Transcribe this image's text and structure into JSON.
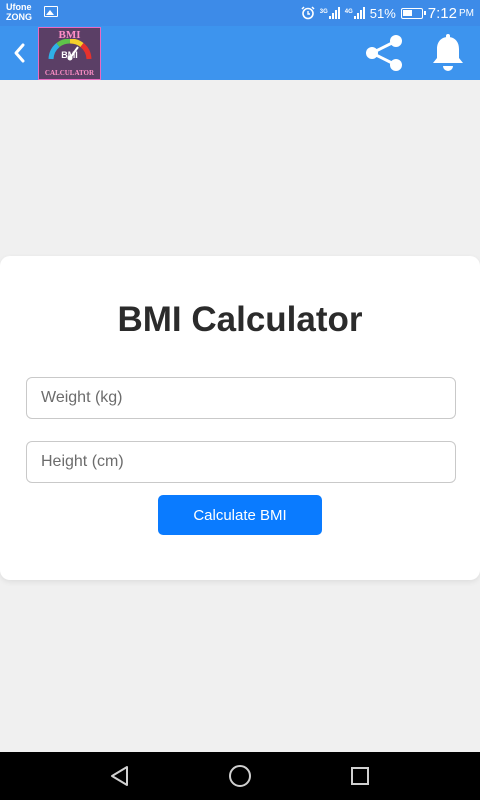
{
  "status_bar": {
    "carrier_line1": "Ufone",
    "carrier_line2": "ZONG",
    "net1": "3G",
    "net2": "4G",
    "battery": "51%",
    "time": "7:12",
    "ampm": "PM"
  },
  "app_bar": {
    "logo_top": "BMI",
    "logo_mid": "BMI",
    "logo_bottom": "CALCULATOR",
    "icons": [
      "back-icon",
      "share-icon",
      "bell-icon"
    ]
  },
  "card": {
    "title": "BMI Calculator",
    "weight": {
      "placeholder": "Weight (kg)",
      "value": ""
    },
    "height": {
      "placeholder": "Height (cm)",
      "value": ""
    },
    "button_label": "Calculate BMI"
  },
  "nav_bar": {
    "icons": [
      "back-triangle-icon",
      "home-circle-icon",
      "recents-square-icon"
    ]
  },
  "colors": {
    "status_bar": "#3d8be8",
    "app_bar": "#3d94ee",
    "button": "#0a7bff",
    "background": "#f0f0f0"
  }
}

What to produce » Quote the material exactly. Pictures stay out.

Result below »
Transcribe this image's text and structure into JSON.
{
  "status_bar": {
    "carrier_line1": "Ufone",
    "carrier_line2": "ZONG",
    "net1": "3G",
    "net2": "4G",
    "battery": "51%",
    "time": "7:12",
    "ampm": "PM"
  },
  "app_bar": {
    "logo_top": "BMI",
    "logo_mid": "BMI",
    "logo_bottom": "CALCULATOR",
    "icons": [
      "back-icon",
      "share-icon",
      "bell-icon"
    ]
  },
  "card": {
    "title": "BMI Calculator",
    "weight": {
      "placeholder": "Weight (kg)",
      "value": ""
    },
    "height": {
      "placeholder": "Height (cm)",
      "value": ""
    },
    "button_label": "Calculate BMI"
  },
  "nav_bar": {
    "icons": [
      "back-triangle-icon",
      "home-circle-icon",
      "recents-square-icon"
    ]
  },
  "colors": {
    "status_bar": "#3d8be8",
    "app_bar": "#3d94ee",
    "button": "#0a7bff",
    "background": "#f0f0f0"
  }
}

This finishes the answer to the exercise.